● Aim: Reproduce the data exactly.

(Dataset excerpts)
———

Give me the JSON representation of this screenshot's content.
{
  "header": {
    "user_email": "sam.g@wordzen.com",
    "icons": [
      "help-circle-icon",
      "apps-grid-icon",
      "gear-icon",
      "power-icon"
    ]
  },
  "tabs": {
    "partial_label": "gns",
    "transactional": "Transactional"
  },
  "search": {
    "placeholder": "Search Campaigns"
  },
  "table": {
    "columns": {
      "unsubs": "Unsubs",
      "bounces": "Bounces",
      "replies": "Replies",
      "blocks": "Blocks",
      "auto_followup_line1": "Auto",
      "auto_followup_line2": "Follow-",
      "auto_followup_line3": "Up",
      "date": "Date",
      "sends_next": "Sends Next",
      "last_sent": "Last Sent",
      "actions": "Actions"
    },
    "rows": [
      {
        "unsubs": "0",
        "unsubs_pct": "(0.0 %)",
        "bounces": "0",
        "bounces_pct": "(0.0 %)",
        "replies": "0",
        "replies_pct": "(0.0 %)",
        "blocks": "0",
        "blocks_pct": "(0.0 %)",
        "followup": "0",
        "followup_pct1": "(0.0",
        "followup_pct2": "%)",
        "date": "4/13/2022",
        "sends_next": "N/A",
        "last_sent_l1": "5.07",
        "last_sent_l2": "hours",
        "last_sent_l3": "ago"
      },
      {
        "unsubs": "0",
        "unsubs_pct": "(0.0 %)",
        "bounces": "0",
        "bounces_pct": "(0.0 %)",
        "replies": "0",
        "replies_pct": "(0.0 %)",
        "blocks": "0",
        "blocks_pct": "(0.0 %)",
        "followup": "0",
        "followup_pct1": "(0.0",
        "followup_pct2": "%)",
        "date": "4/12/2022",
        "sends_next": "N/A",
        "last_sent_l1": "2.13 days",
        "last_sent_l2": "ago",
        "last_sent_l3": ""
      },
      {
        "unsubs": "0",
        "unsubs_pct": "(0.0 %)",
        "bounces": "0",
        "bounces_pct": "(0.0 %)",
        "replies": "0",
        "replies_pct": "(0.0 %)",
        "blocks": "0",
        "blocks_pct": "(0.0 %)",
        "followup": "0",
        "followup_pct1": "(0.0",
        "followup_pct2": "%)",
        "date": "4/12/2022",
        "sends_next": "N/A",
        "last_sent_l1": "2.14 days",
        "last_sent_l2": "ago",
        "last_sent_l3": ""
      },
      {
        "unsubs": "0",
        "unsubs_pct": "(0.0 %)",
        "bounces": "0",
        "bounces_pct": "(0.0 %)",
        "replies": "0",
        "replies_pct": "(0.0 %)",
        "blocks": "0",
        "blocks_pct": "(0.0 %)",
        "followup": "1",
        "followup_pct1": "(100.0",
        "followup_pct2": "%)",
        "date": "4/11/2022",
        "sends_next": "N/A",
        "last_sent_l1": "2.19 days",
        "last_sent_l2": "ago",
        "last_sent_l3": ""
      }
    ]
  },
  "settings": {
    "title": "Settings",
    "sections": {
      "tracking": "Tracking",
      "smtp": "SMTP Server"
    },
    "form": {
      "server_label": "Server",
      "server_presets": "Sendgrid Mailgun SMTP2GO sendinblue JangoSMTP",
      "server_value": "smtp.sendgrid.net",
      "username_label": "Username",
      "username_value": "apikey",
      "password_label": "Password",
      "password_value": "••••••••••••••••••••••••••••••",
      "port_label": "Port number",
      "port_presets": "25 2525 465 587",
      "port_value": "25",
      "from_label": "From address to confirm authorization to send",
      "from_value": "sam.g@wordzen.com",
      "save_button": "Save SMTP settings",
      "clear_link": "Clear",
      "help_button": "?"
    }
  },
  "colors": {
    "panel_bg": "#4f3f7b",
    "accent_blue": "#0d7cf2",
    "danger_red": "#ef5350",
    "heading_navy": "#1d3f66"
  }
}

———

● Written solution:
Give me the JSON representation of this screenshot's content.
{
  "header": {
    "user_email": "sam.g@wordzen.com",
    "icons": [
      "help-circle-icon",
      "apps-grid-icon",
      "gear-icon",
      "power-icon"
    ]
  },
  "tabs": {
    "partial_label": "gns",
    "transactional": "Transactional"
  },
  "search": {
    "placeholder": "Search Campaigns"
  },
  "table": {
    "columns": {
      "unsubs": "Unsubs",
      "bounces": "Bounces",
      "replies": "Replies",
      "blocks": "Blocks",
      "auto_followup_line1": "Auto",
      "auto_followup_line2": "Follow-",
      "auto_followup_line3": "Up",
      "date": "Date",
      "sends_next": "Sends Next",
      "last_sent": "Last Sent",
      "actions": "Actions"
    },
    "rows": [
      {
        "unsubs": "0",
        "unsubs_pct": "(0.0 %)",
        "bounces": "0",
        "bounces_pct": "(0.0 %)",
        "replies": "0",
        "replies_pct": "(0.0 %)",
        "blocks": "0",
        "blocks_pct": "(0.0 %)",
        "followup": "0",
        "followup_pct1": "(0.0",
        "followup_pct2": "%)",
        "date": "4/13/2022",
        "sends_next": "N/A",
        "last_sent_l1": "5.07",
        "last_sent_l2": "hours",
        "last_sent_l3": "ago"
      },
      {
        "unsubs": "0",
        "unsubs_pct": "(0.0 %)",
        "bounces": "0",
        "bounces_pct": "(0.0 %)",
        "replies": "0",
        "replies_pct": "(0.0 %)",
        "blocks": "0",
        "blocks_pct": "(0.0 %)",
        "followup": "0",
        "followup_pct1": "(0.0",
        "followup_pct2": "%)",
        "date": "4/12/2022",
        "sends_next": "N/A",
        "last_sent_l1": "2.13 days",
        "last_sent_l2": "ago",
        "last_sent_l3": ""
      },
      {
        "unsubs": "0",
        "unsubs_pct": "(0.0 %)",
        "bounces": "0",
        "bounces_pct": "(0.0 %)",
        "replies": "0",
        "replies_pct": "(0.0 %)",
        "blocks": "0",
        "blocks_pct": "(0.0 %)",
        "followup": "0",
        "followup_pct1": "(0.0",
        "followup_pct2": "%)",
        "date": "4/12/2022",
        "sends_next": "N/A",
        "last_sent_l1": "2.14 days",
        "last_sent_l2": "ago",
        "last_sent_l3": ""
      },
      {
        "unsubs": "0",
        "unsubs_pct": "(0.0 %)",
        "bounces": "0",
        "bounces_pct": "(0.0 %)",
        "replies": "0",
        "replies_pct": "(0.0 %)",
        "blocks": "0",
        "blocks_pct": "(0.0 %)",
        "followup": "1",
        "followup_pct1": "(100.0",
        "followup_pct2": "%)",
        "date": "4/11/2022",
        "sends_next": "N/A",
        "last_sent_l1": "2.19 days",
        "last_sent_l2": "ago",
        "last_sent_l3": ""
      }
    ]
  },
  "settings": {
    "title": "Settings",
    "sections": {
      "tracking": "Tracking",
      "smtp": "SMTP Server"
    },
    "form": {
      "server_label": "Server",
      "server_presets": "Sendgrid Mailgun SMTP2GO sendinblue JangoSMTP",
      "server_value": "smtp.sendgrid.net",
      "username_label": "Username",
      "username_value": "apikey",
      "password_label": "Password",
      "password_value": "••••••••••••••••••••••••••••••",
      "port_label": "Port number",
      "port_presets": "25 2525 465 587",
      "port_value": "25",
      "from_label": "From address to confirm authorization to send",
      "from_value": "sam.g@wordzen.com",
      "save_button": "Save SMTP settings",
      "clear_link": "Clear",
      "help_button": "?"
    }
  },
  "colors": {
    "panel_bg": "#4f3f7b",
    "accent_blue": "#0d7cf2",
    "danger_red": "#ef5350",
    "heading_navy": "#1d3f66"
  }
}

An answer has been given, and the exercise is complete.